■ **RAW RECORDS**
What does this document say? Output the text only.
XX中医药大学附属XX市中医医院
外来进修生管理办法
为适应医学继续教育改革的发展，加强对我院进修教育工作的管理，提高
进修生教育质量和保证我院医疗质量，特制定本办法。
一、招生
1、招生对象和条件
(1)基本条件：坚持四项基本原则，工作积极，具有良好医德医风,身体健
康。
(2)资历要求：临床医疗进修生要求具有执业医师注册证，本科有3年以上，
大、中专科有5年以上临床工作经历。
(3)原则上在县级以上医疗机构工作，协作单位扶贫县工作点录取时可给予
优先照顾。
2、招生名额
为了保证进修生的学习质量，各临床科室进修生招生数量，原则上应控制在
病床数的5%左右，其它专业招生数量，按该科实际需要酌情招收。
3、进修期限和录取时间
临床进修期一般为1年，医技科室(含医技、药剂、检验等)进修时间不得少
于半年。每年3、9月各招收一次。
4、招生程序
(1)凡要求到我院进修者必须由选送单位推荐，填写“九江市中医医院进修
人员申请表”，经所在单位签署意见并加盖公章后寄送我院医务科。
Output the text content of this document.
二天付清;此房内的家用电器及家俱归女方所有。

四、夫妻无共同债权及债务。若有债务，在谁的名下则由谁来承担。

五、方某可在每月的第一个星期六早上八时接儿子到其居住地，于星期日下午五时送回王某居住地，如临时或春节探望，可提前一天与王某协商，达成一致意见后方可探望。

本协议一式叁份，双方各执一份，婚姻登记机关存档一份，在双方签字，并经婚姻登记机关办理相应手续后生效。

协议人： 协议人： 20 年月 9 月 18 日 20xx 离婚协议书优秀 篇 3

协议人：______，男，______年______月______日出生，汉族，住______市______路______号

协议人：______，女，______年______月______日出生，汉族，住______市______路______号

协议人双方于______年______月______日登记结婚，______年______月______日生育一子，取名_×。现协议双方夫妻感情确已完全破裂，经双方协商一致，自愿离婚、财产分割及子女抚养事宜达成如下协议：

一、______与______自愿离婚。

■ **WRITTEN REQUEST**
Reproduce every line of the material above exactly.

■ **THE COMPLETED TASK**
What does this document say? Output the text only.
XX中医药大学附属XX市中医医院
外来进修生管理办法
为适应医学继续教育改革的发展，加强对我院进修教育工作的管理，提高
进修生教育质量和保证我院医疗质量，特制定本办法。
一、招生
1、招生对象和条件
(1)基本条件：坚持四项基本原则，工作积极，具有良好医德医风,身体健
康。
(2)资历要求：临床医疗进修生要求具有执业医师注册证，本科有3年以上，
大、中专科有5年以上临床工作经历。
(3)原则上在县级以上医疗机构工作，协作单位扶贫县工作点录取时可给予
优先照顾。
2、招生名额
为了保证进修生的学习质量，各临床科室进修生招生数量，原则上应控制在
病床数的5%左右，其它专业招生数量，按该科实际需要酌情招收。
3、进修期限和录取时间
临床进修期一般为1年，医技科室(含医技、药剂、检验等)进修时间不得少
于半年。每年3、9月各招收一次。
4、招生程序
(1)凡要求到我院进修者必须由选送单位推荐，填写“九江市中医医院进修
人员申请表”，经所在单位签署意见并加盖公章后寄送我院医务科。
Output the text content of this document.
二天付清;此房内的家用电器及家俱归女方所有。

四、夫妻无共同债权及债务。若有债务，在谁的名下则由谁来承担。

五、方某可在每月的第一个星期六早上八时接儿子到其居住地，于星期日下午五时送回王某居住地，如临时或春节探望，可提前一天与王某协商，达成一致意见后方可探望。

本协议一式叁份，双方各执一份，婚姻登记机关存档一份，在双方签字，并经婚姻登记机关办理相应手续后生效。

协议人： 协议人： 20 年月 9 月 18 日 20xx 离婚协议书优秀 篇 3

协议人：______，男，______年______月______日出生，汉族，住______市______路______号

协议人：______，女，______年______月______日出生，汉族，住______市______路______号

协议人双方于______年______月______日登记结婚，______年______月______日生育一子，取名_×。现协议双方夫妻感情确已完全破裂，经双方协商一致，自愿离婚、财产分割及子女抚养事宜达成如下协议：

一、______与______自愿离婚。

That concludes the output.